■ What to produce
Copy out each line of the listing that has the word "location" in it.

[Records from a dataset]
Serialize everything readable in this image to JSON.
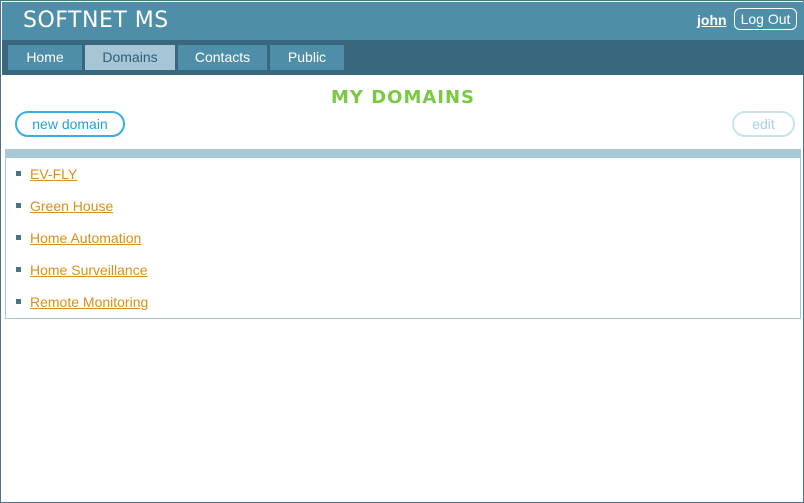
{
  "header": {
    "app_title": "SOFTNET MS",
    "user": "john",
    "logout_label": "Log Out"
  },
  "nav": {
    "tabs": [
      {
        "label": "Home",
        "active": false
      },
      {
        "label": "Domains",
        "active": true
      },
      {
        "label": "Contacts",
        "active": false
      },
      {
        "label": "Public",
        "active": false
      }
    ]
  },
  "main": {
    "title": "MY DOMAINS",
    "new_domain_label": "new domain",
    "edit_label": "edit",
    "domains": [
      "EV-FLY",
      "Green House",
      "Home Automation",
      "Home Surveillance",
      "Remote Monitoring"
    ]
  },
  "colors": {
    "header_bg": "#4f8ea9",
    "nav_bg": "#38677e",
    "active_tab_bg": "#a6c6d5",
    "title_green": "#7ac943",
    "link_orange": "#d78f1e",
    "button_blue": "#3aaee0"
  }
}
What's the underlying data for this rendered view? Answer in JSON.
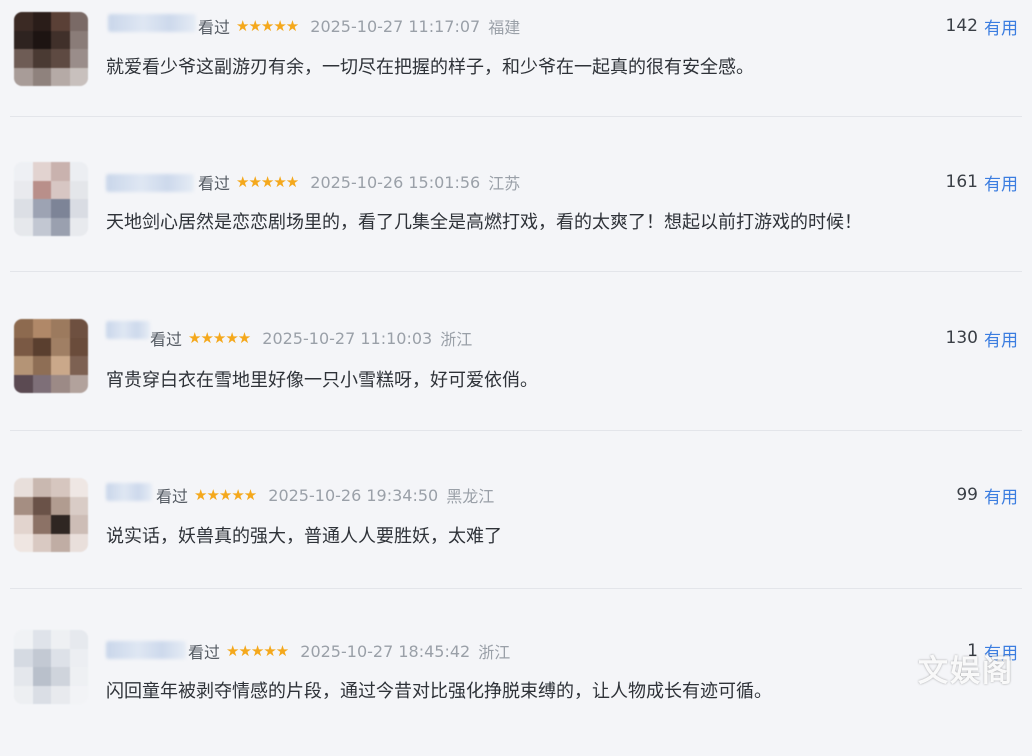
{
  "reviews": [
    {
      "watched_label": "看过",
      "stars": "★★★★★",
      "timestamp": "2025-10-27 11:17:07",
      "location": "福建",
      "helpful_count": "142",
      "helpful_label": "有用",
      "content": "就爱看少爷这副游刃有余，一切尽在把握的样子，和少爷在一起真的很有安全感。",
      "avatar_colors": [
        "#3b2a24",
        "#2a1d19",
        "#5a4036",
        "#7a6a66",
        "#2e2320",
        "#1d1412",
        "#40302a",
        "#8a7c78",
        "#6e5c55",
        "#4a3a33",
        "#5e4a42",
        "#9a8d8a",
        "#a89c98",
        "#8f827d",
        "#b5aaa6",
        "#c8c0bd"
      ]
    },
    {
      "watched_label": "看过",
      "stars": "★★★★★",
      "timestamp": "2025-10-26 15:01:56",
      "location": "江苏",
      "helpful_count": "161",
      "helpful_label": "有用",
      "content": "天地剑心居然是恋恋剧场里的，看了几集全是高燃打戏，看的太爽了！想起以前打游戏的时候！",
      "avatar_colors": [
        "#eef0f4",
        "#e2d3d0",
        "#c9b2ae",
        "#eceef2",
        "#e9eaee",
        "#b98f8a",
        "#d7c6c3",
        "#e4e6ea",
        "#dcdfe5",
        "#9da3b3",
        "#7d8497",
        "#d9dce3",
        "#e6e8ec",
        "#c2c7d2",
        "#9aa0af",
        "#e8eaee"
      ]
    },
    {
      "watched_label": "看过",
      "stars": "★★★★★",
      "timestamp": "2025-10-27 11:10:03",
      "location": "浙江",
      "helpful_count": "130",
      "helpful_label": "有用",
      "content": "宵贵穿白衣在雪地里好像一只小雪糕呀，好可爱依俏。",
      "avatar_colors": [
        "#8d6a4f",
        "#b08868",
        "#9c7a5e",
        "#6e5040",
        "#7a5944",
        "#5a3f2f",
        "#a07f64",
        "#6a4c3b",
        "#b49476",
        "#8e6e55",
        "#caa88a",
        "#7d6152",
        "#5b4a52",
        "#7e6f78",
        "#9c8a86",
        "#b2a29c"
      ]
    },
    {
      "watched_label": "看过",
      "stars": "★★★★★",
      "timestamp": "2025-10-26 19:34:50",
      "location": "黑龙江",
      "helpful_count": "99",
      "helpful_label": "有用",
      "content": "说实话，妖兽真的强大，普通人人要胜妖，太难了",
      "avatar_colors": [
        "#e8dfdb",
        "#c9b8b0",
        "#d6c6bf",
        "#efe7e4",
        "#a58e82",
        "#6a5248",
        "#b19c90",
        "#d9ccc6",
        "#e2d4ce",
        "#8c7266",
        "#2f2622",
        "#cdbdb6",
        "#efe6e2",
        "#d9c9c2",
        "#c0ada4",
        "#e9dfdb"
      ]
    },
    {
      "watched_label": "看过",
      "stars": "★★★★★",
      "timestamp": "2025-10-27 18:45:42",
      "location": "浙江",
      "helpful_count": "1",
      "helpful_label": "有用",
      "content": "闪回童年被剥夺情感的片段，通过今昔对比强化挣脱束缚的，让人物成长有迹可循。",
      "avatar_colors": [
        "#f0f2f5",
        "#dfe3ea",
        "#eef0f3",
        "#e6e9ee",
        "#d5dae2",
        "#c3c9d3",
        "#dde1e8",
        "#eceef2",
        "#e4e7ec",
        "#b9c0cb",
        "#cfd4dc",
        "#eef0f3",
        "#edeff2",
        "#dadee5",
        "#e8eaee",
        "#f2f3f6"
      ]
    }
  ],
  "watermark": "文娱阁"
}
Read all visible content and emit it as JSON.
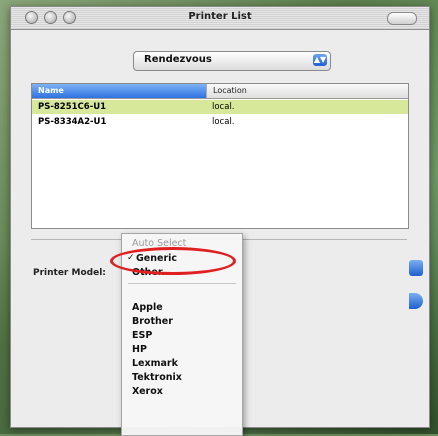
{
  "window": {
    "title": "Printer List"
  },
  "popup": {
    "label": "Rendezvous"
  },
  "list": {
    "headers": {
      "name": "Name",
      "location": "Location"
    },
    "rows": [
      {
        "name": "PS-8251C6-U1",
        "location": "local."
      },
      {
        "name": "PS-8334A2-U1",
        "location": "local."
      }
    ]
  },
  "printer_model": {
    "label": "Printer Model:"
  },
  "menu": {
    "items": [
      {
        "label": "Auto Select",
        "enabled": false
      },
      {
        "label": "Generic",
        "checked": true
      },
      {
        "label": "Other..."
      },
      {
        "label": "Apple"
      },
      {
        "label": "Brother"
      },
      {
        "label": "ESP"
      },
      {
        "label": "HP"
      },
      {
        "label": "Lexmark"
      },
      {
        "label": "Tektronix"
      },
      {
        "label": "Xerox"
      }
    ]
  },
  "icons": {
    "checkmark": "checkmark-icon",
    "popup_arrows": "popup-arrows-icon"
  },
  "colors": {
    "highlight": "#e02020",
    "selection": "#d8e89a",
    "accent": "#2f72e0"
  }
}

■ Finished exercise
      "location": "福建",
      "location": "江苏",
      "location": "浙江",
      "location": "黑龙江",
      "location": "浙江",
      "location": "Location"
        "location": "local."
        "location": "local."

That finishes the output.